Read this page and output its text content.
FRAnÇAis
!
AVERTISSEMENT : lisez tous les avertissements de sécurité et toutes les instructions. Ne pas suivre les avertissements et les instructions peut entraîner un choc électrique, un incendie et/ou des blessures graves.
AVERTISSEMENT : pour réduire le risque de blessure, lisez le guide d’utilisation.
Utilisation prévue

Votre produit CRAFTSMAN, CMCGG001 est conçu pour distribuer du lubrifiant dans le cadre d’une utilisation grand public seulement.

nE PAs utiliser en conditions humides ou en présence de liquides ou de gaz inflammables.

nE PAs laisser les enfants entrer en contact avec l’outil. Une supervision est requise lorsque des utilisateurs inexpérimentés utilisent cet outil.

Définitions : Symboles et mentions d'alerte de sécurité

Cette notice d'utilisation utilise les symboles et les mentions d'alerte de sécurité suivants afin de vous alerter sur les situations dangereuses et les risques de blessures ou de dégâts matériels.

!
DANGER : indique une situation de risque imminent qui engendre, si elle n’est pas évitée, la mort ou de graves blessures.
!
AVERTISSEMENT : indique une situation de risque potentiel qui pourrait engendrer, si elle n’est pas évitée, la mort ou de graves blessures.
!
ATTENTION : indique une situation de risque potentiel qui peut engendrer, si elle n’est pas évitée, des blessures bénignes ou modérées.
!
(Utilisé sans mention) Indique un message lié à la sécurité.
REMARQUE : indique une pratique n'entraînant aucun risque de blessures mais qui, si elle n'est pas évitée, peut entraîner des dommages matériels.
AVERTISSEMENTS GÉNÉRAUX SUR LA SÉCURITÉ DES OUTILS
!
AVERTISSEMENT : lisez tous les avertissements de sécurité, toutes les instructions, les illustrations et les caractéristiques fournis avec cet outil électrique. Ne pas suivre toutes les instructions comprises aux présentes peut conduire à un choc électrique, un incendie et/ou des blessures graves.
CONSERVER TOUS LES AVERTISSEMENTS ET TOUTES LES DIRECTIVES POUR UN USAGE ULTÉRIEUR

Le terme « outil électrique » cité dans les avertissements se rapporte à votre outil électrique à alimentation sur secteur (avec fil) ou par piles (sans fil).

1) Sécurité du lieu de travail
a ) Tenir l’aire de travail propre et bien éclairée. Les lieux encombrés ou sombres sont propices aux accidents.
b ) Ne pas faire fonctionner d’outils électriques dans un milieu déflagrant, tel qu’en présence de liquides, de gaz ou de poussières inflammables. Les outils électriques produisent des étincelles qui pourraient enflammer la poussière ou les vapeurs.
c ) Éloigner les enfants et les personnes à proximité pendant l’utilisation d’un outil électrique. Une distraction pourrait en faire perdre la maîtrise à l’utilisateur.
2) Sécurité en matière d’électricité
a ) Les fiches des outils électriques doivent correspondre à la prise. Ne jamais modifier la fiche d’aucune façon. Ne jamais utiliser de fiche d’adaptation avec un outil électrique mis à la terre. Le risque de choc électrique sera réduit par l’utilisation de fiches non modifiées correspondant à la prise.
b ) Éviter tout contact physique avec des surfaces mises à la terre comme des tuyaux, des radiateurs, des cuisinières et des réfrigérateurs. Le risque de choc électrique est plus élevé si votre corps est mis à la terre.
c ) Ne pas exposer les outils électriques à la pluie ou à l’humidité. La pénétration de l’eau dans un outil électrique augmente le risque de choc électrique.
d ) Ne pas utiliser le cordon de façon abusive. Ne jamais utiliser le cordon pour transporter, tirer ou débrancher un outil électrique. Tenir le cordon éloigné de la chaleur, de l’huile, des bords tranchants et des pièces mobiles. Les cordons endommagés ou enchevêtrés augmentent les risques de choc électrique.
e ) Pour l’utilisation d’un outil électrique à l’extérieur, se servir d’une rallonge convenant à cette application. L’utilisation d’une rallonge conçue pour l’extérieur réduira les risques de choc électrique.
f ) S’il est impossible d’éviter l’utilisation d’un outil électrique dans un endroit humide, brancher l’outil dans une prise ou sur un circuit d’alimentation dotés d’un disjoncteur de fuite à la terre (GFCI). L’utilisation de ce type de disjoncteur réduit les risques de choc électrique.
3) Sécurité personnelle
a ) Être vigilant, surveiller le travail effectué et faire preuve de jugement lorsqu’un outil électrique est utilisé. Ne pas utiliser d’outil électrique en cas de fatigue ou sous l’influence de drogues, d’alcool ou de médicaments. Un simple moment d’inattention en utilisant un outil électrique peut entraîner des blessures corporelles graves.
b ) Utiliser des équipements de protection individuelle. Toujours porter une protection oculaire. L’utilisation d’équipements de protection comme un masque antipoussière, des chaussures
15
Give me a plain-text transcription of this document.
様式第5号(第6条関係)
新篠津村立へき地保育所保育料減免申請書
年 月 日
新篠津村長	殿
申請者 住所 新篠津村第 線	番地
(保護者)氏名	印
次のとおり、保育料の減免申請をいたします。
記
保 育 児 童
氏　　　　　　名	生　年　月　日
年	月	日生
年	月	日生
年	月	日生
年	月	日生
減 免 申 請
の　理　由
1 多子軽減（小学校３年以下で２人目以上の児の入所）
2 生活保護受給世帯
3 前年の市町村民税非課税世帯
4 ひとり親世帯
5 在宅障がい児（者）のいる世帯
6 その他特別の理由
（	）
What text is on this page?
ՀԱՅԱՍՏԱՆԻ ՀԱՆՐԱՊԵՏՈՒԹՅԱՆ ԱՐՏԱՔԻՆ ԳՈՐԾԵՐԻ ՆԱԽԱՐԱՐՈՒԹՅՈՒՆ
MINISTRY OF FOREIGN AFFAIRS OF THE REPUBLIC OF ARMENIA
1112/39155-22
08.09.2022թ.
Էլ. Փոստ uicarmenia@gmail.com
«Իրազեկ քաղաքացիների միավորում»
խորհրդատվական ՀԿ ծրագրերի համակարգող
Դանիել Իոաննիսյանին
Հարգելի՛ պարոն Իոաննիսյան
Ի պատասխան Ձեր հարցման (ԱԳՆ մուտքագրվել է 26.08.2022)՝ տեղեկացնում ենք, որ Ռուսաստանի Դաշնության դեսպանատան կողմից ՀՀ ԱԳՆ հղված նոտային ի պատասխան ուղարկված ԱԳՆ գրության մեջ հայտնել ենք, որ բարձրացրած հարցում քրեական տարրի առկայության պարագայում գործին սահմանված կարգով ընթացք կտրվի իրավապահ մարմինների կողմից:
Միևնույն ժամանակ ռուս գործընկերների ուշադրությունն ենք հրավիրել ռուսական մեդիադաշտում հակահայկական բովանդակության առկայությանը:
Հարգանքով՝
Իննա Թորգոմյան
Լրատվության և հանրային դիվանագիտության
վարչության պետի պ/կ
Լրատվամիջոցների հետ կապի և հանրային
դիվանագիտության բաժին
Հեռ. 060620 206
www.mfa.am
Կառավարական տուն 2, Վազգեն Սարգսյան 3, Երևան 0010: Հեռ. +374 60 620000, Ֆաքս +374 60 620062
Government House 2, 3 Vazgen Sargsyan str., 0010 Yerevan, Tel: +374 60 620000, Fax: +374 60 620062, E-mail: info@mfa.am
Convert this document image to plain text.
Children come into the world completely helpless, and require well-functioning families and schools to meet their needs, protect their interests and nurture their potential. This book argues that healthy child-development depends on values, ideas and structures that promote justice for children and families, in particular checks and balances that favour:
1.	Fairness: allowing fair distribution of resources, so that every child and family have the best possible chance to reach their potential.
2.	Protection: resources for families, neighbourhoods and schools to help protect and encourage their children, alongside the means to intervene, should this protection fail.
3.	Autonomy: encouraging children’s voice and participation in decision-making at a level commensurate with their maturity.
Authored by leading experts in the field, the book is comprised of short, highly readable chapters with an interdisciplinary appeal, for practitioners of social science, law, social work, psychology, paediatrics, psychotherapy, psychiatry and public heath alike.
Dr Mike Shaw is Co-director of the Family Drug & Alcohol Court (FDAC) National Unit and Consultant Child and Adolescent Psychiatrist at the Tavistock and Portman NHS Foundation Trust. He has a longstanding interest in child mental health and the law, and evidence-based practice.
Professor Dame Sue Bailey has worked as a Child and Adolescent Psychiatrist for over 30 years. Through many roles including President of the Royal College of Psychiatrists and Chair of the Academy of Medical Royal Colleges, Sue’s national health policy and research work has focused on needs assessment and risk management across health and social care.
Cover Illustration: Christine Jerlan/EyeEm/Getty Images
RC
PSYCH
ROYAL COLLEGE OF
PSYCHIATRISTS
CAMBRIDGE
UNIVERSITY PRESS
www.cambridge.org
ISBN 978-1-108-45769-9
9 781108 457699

* * * * * * *

TASK INSTRUCTIONS: In the entries above, find every line holding the word "page" and copy it out.

WRITTEN ANSWER:
Read this page and output its text content.
What text is on this page?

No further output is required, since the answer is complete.